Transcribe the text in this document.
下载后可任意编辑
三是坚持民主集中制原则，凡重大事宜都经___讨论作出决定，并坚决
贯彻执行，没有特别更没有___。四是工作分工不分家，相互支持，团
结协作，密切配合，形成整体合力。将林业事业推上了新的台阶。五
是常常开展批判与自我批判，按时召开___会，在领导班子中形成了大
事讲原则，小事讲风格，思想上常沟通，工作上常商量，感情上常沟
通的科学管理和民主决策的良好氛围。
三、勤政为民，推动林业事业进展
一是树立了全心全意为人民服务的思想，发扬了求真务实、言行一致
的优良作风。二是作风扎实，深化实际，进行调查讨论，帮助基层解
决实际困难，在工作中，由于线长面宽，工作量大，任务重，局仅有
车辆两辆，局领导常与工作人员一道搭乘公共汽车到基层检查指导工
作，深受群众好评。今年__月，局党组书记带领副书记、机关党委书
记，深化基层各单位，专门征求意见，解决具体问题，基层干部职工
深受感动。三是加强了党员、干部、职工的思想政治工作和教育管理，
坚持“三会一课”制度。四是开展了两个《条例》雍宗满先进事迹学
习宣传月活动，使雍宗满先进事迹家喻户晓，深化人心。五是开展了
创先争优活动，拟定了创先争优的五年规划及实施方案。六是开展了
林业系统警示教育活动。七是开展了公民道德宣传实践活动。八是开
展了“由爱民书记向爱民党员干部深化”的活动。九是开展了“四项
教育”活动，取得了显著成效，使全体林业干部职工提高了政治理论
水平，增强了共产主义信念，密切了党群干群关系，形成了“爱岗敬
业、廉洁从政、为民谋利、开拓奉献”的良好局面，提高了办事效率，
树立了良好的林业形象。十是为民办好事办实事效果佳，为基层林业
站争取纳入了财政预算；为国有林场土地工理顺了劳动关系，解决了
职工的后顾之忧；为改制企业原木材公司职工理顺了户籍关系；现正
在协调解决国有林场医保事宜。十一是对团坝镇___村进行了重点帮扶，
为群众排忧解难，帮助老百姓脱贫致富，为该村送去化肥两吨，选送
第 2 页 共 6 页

◆ ◆ ◆ ◆

[THE PROBLEM]:
Make an exact copy of all the data.

[RESPONSE TO THIS TASK]:
Transcribe the text in this document.
下载后可任意编辑
三是坚持民主集中制原则，凡重大事宜都经___讨论作出决定，并坚决
贯彻执行，没有特别更没有___。四是工作分工不分家，相互支持，团
结协作，密切配合，形成整体合力。将林业事业推上了新的台阶。五
是常常开展批判与自我批判，按时召开___会，在领导班子中形成了大
事讲原则，小事讲风格，思想上常沟通，工作上常商量，感情上常沟
通的科学管理和民主决策的良好氛围。
三、勤政为民，推动林业事业进展
一是树立了全心全意为人民服务的思想，发扬了求真务实、言行一致
的优良作风。二是作风扎实，深化实际，进行调查讨论，帮助基层解
决实际困难，在工作中，由于线长面宽，工作量大，任务重，局仅有
车辆两辆，局领导常与工作人员一道搭乘公共汽车到基层检查指导工
作，深受群众好评。今年__月，局党组书记带领副书记、机关党委书
记，深化基层各单位，专门征求意见，解决具体问题，基层干部职工
深受感动。三是加强了党员、干部、职工的思想政治工作和教育管理，
坚持“三会一课”制度。四是开展了两个《条例》雍宗满先进事迹学
习宣传月活动，使雍宗满先进事迹家喻户晓，深化人心。五是开展了
创先争优活动，拟定了创先争优的五年规划及实施方案。六是开展了
林业系统警示教育活动。七是开展了公民道德宣传实践活动。八是开
展了“由爱民书记向爱民党员干部深化”的活动。九是开展了“四项
教育”活动，取得了显著成效，使全体林业干部职工提高了政治理论
水平，增强了共产主义信念，密切了党群干群关系，形成了“爱岗敬
业、廉洁从政、为民谋利、开拓奉献”的良好局面，提高了办事效率，
树立了良好的林业形象。十是为民办好事办实事效果佳，为基层林业
站争取纳入了财政预算；为国有林场土地工理顺了劳动关系，解决了
职工的后顾之忧；为改制企业原木材公司职工理顺了户籍关系；现正
在协调解决国有林场医保事宜。十一是对团坝镇___村进行了重点帮扶，
为群众排忧解难，帮助老百姓脱贫致富，为该村送去化肥两吨，选送
第 2 页 共 6 页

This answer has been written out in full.